Aim: Retype all of the listing exactly, passing over any picture you find.

[Figure record listings]
________________________
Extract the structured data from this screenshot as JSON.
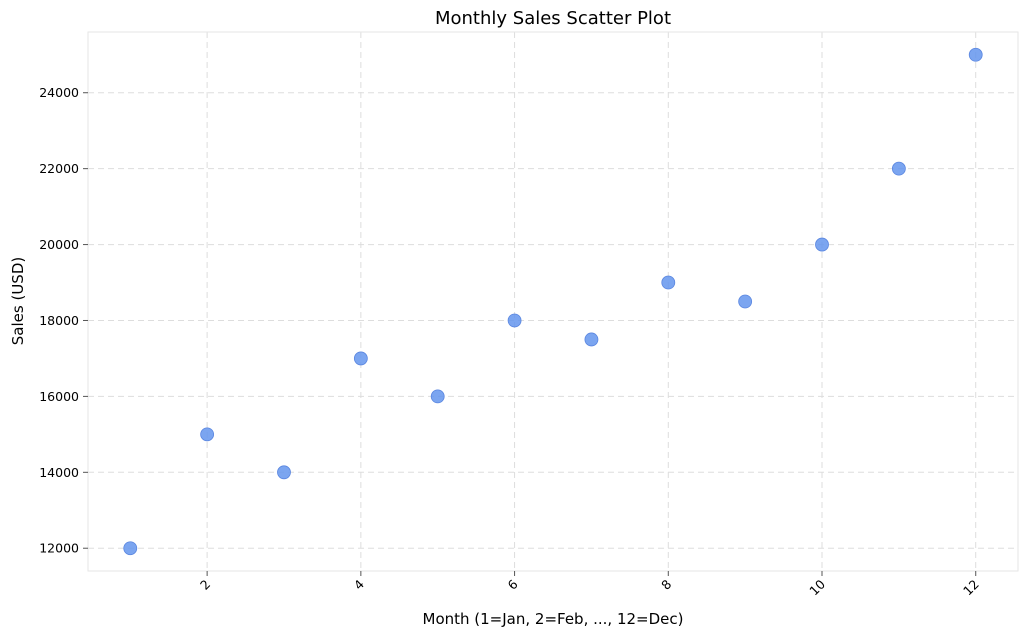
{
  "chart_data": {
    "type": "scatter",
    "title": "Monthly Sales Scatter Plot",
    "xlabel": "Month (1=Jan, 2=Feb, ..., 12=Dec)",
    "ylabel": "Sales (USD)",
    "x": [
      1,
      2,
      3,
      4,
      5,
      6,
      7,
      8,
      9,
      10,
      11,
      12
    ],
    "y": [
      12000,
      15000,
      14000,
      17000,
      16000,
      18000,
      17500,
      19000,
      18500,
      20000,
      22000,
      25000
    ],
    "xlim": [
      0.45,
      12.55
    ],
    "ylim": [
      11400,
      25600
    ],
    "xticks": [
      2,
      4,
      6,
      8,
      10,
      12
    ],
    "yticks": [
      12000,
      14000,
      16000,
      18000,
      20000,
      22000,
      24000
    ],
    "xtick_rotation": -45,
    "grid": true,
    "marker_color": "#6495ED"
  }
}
________________________
Solution below:
Extract the structured data from this screenshot as JSON.
{
  "chart_data": {
    "type": "scatter",
    "title": "Monthly Sales Scatter Plot",
    "xlabel": "Month (1=Jan, 2=Feb, ..., 12=Dec)",
    "ylabel": "Sales (USD)",
    "x": [
      1,
      2,
      3,
      4,
      5,
      6,
      7,
      8,
      9,
      10,
      11,
      12
    ],
    "y": [
      12000,
      15000,
      14000,
      17000,
      16000,
      18000,
      17500,
      19000,
      18500,
      20000,
      22000,
      25000
    ],
    "xlim": [
      0.45,
      12.55
    ],
    "ylim": [
      11400,
      25600
    ],
    "xticks": [
      2,
      4,
      6,
      8,
      10,
      12
    ],
    "yticks": [
      12000,
      14000,
      16000,
      18000,
      20000,
      22000,
      24000
    ],
    "xtick_rotation": -45,
    "grid": true,
    "marker_color": "#6495ED"
  }
}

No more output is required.